* [TASK DETAILS] Word for word, quote all of the material, omitting the pictures.

Dataset records:
***

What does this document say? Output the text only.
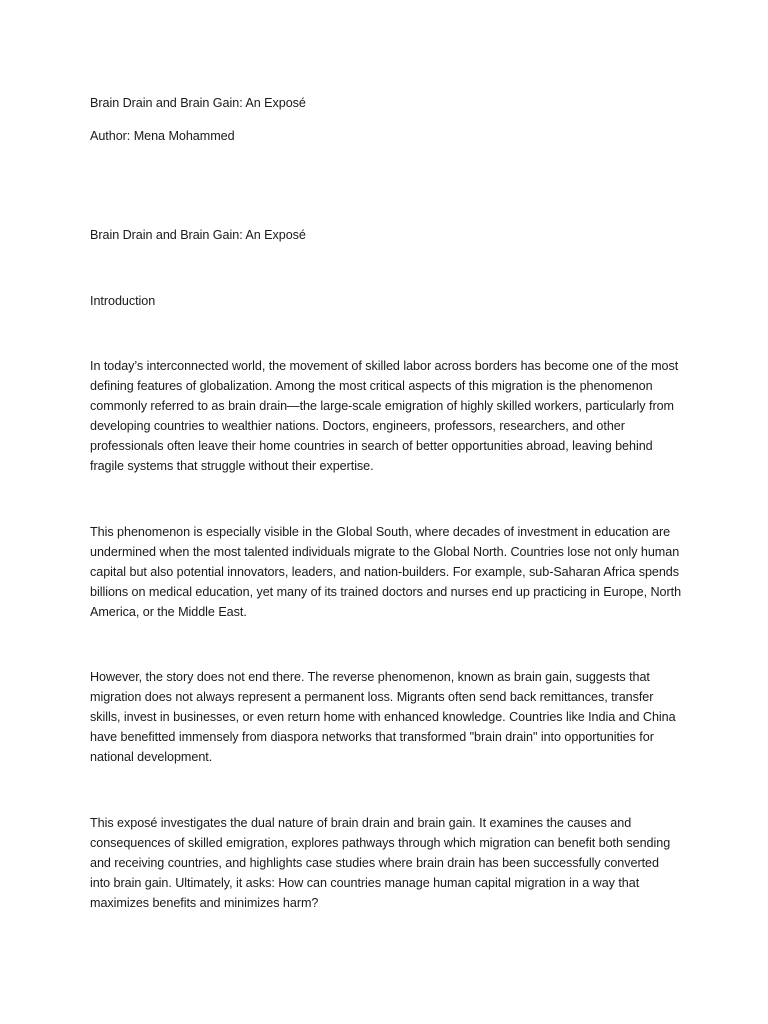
Brain Drain and Brain Gain: An Exposé

Author: Mena Mohammed

Brain Drain and Brain Gain: An Exposé

Introduction

In today’s interconnected world, the movement of skilled labor across borders has become one of the most defining features of globalization. Among the most critical aspects of this migration is the phenomenon commonly referred to as brain drain—the large-scale emigration of highly skilled workers, particularly from developing countries to wealthier nations. Doctors, engineers, professors, researchers, and other professionals often leave their home countries in search of better opportunities abroad, leaving behind fragile systems that struggle without their expertise.

This phenomenon is especially visible in the Global South, where decades of investment in education are undermined when the most talented individuals migrate to the Global North. Countries lose not only human capital but also potential innovators, leaders, and nation-builders. For example, sub-Saharan Africa spends billions on medical education, yet many of its trained doctors and nurses end up practicing in Europe, North America, or the Middle East.

However, the story does not end there. The reverse phenomenon, known as brain gain, suggests that migration does not always represent a permanent loss. Migrants often send back remittances, transfer skills, invest in businesses, or even return home with enhanced knowledge. Countries like India and China have benefitted immensely from diaspora networks that transformed "brain drain" into opportunities for national development.

This exposé investigates the dual nature of brain drain and brain gain. It examines the causes and consequences of skilled emigration, explores pathways through which migration can benefit both sending and receiving countries, and highlights case studies where brain drain has been successfully converted into brain gain. Ultimately, it asks: How can countries manage human capital migration in a way that maximizes benefits and minimizes harm?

***

* [THE COMPLETED TASK]
What does this document say? Output the text only.
Brain Drain and Brain Gain: An Exposé

Author: Mena Mohammed

Brain Drain and Brain Gain: An Exposé

Introduction

In today’s interconnected world, the movement of skilled labor across borders has become one of the most defining features of globalization. Among the most critical aspects of this migration is the phenomenon commonly referred to as brain drain—the large-scale emigration of highly skilled workers, particularly from developing countries to wealthier nations. Doctors, engineers, professors, researchers, and other professionals often leave their home countries in search of better opportunities abroad, leaving behind fragile systems that struggle without their expertise.

This phenomenon is especially visible in the Global South, where decades of investment in education are undermined when the most talented individuals migrate to the Global North. Countries lose not only human capital but also potential innovators, leaders, and nation-builders. For example, sub-Saharan Africa spends billions on medical education, yet many of its trained doctors and nurses end up practicing in Europe, North America, or the Middle East.

However, the story does not end there. The reverse phenomenon, known as brain gain, suggests that migration does not always represent a permanent loss. Migrants often send back remittances, transfer skills, invest in businesses, or even return home with enhanced knowledge. Countries like India and China have benefitted immensely from diaspora networks that transformed "brain drain" into opportunities for national development.

This exposé investigates the dual nature of brain drain and brain gain. It examines the causes and consequences of skilled emigration, explores pathways through which migration can benefit both sending and receiving countries, and highlights case studies where brain drain has been successfully converted into brain gain. Ultimately, it asks: How can countries manage human capital migration in a way that maximizes benefits and minimizes harm?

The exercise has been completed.